- Written request -
Copy all the material that follows, keeping every character the same.

Source records

☆ ☆ ☆ ☆

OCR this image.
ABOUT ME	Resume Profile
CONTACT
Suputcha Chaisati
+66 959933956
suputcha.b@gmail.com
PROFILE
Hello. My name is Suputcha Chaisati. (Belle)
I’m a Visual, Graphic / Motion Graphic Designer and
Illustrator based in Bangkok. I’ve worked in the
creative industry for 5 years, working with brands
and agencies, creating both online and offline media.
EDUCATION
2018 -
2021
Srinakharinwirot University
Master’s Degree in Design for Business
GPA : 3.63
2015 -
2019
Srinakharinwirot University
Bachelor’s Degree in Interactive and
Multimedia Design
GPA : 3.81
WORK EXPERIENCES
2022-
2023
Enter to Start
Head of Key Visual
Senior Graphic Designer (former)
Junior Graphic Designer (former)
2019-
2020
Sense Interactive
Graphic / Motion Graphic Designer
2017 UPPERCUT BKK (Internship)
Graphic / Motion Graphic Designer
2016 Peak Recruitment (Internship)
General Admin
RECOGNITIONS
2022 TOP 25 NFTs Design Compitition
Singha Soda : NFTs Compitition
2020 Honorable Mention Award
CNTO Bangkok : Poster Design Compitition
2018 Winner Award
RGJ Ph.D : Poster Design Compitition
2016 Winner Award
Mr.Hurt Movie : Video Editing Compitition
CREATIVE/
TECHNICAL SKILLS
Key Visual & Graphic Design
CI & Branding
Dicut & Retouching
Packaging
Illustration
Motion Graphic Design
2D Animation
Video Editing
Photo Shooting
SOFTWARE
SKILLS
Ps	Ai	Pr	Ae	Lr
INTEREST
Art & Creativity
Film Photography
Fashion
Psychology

☆ ☆ ☆ ☆

- Result -
OCR this image.
ABOUT ME	Resume Profile
CONTACT
Suputcha Chaisati
+66 959933956
suputcha.b@gmail.com
PROFILE
Hello. My name is Suputcha Chaisati. (Belle)
I’m a Visual, Graphic / Motion Graphic Designer and
Illustrator based in Bangkok. I’ve worked in the
creative industry for 5 years, working with brands
and agencies, creating both online and offline media.
EDUCATION
2018 -
2021
Srinakharinwirot University
Master’s Degree in Design for Business
GPA : 3.63
2015 -
2019
Srinakharinwirot University
Bachelor’s Degree in Interactive and
Multimedia Design
GPA : 3.81
WORK EXPERIENCES
2022-
2023
Enter to Start
Head of Key Visual
Senior Graphic Designer (former)
Junior Graphic Designer (former)
2019-
2020
Sense Interactive
Graphic / Motion Graphic Designer
2017 UPPERCUT BKK (Internship)
Graphic / Motion Graphic Designer
2016 Peak Recruitment (Internship)
General Admin
RECOGNITIONS
2022 TOP 25 NFTs Design Compitition
Singha Soda : NFTs Compitition
2020 Honorable Mention Award
CNTO Bangkok : Poster Design Compitition
2018 Winner Award
RGJ Ph.D : Poster Design Compitition
2016 Winner Award
Mr.Hurt Movie : Video Editing Compitition
CREATIVE/
TECHNICAL SKILLS
Key Visual & Graphic Design
CI & Branding
Dicut & Retouching
Packaging
Illustration
Motion Graphic Design
2D Animation
Video Editing
Photo Shooting
SOFTWARE
SKILLS
Ps	Ai	Pr	Ae	Lr
INTEREST
Art & Creativity
Film Photography
Fashion
Psychology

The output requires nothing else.